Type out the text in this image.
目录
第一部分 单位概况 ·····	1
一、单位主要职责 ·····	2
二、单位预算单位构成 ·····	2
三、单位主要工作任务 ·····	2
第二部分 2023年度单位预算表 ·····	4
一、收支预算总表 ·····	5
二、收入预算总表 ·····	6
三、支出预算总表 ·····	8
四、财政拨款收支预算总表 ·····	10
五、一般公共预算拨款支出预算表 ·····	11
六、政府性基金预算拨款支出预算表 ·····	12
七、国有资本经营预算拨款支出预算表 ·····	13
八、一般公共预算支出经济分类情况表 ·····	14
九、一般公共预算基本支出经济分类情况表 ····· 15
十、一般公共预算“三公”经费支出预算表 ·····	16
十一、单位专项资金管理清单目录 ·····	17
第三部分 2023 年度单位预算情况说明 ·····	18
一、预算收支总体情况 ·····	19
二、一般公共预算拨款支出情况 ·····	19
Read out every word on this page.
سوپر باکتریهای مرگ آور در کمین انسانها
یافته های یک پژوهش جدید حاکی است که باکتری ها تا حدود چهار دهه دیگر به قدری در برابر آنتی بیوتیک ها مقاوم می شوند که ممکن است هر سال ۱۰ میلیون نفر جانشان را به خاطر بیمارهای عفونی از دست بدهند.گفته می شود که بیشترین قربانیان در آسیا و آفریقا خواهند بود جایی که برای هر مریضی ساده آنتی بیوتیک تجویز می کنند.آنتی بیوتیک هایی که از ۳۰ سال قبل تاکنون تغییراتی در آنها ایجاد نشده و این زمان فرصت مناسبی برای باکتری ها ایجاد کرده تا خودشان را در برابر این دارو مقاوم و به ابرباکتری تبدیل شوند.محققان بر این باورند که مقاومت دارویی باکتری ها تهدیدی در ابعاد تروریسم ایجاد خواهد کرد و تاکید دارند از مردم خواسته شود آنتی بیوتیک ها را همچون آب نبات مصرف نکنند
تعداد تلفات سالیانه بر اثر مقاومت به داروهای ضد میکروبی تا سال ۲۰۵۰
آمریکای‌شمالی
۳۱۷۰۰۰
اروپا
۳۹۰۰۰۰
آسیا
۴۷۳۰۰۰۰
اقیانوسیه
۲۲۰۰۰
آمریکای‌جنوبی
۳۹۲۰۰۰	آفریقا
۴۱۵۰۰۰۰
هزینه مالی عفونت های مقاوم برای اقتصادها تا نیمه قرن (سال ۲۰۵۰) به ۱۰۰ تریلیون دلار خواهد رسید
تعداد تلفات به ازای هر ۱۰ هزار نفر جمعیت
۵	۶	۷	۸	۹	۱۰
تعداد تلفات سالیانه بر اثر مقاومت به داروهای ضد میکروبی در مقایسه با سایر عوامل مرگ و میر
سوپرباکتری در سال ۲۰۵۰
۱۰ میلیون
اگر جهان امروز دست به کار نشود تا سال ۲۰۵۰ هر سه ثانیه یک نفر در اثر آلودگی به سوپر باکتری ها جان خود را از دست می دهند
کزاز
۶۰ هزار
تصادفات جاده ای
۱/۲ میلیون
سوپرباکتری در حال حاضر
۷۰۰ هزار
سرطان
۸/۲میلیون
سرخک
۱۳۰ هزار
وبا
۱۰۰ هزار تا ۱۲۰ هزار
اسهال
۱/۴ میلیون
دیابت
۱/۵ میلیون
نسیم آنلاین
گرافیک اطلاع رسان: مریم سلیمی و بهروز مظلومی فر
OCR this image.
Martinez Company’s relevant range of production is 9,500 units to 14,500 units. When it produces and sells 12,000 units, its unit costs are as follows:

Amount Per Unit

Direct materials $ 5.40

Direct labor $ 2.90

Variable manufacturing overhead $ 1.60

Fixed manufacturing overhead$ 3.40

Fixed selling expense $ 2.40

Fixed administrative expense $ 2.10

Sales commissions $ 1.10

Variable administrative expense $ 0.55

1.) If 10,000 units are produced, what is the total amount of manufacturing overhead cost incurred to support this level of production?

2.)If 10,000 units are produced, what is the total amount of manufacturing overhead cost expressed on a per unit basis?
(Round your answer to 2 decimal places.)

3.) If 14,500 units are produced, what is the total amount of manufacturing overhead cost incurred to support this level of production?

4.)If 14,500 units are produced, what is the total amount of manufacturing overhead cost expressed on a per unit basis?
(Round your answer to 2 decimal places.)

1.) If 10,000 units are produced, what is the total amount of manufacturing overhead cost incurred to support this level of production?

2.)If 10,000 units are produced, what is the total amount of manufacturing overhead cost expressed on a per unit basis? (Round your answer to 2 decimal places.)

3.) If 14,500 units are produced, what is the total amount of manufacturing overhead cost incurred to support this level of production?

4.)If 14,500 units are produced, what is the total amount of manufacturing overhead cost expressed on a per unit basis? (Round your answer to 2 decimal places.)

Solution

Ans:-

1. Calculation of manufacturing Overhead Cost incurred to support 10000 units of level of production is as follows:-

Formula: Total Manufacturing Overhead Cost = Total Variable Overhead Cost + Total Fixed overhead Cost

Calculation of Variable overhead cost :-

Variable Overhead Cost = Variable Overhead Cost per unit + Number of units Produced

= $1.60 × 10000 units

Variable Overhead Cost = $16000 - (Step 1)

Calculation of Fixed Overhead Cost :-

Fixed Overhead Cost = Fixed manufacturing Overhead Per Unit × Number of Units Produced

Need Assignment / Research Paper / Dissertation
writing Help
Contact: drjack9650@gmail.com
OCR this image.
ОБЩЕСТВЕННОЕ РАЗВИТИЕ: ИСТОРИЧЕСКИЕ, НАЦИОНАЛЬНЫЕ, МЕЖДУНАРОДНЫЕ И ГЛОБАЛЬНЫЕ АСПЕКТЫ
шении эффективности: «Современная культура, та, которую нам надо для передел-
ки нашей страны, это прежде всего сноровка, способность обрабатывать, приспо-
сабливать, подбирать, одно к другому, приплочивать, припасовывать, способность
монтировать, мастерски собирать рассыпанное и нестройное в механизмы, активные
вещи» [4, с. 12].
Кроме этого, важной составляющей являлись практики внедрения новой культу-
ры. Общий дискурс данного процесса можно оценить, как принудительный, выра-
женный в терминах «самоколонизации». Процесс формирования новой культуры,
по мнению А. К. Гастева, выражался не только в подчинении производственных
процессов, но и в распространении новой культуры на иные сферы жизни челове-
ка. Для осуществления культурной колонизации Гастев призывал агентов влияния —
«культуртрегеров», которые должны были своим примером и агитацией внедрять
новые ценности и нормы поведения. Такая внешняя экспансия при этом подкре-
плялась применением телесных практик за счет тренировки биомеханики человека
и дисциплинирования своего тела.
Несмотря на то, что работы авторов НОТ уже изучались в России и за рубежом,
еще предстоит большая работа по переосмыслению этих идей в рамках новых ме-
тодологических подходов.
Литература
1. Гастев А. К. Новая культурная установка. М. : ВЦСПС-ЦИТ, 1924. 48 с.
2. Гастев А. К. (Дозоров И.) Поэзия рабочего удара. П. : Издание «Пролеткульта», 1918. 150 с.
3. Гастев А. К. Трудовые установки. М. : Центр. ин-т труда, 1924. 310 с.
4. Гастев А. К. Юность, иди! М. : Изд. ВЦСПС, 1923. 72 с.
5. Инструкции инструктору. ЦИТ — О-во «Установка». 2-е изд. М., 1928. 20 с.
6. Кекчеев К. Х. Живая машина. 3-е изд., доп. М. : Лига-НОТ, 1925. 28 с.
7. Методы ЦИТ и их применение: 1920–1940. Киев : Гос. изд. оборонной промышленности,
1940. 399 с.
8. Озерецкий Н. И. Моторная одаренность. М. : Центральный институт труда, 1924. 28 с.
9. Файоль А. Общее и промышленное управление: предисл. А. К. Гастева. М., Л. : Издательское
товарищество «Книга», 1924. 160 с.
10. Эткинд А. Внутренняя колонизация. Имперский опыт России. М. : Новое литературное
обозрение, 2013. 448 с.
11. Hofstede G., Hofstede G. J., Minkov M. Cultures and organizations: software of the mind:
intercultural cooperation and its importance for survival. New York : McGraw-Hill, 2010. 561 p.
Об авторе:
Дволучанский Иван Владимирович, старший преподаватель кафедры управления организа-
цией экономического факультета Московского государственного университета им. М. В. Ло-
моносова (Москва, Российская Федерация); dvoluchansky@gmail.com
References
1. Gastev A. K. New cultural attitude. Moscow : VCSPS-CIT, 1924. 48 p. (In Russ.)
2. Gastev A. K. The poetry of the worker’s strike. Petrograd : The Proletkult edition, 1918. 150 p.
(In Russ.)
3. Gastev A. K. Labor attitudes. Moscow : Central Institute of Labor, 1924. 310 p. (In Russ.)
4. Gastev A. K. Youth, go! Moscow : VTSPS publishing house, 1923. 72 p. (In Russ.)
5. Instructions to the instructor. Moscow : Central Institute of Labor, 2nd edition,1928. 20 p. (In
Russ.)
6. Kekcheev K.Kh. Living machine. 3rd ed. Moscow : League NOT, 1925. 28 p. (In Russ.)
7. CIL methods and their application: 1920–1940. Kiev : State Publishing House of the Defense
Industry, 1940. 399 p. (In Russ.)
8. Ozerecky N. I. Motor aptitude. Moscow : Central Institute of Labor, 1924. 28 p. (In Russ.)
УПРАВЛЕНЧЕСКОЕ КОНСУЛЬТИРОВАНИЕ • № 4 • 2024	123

■ ■ ■ ■ ■ ■ ■

Gather all lines of the records that include the word "Calculation".

__RESULT FOR THIS EXERCISE__
1. Calculation of manufacturing Overhead Cost incurred to support 10000 units of level of production is as follows:-
Calculation of Variable overhead cost :-
Calculation of Fixed Overhead Cost :-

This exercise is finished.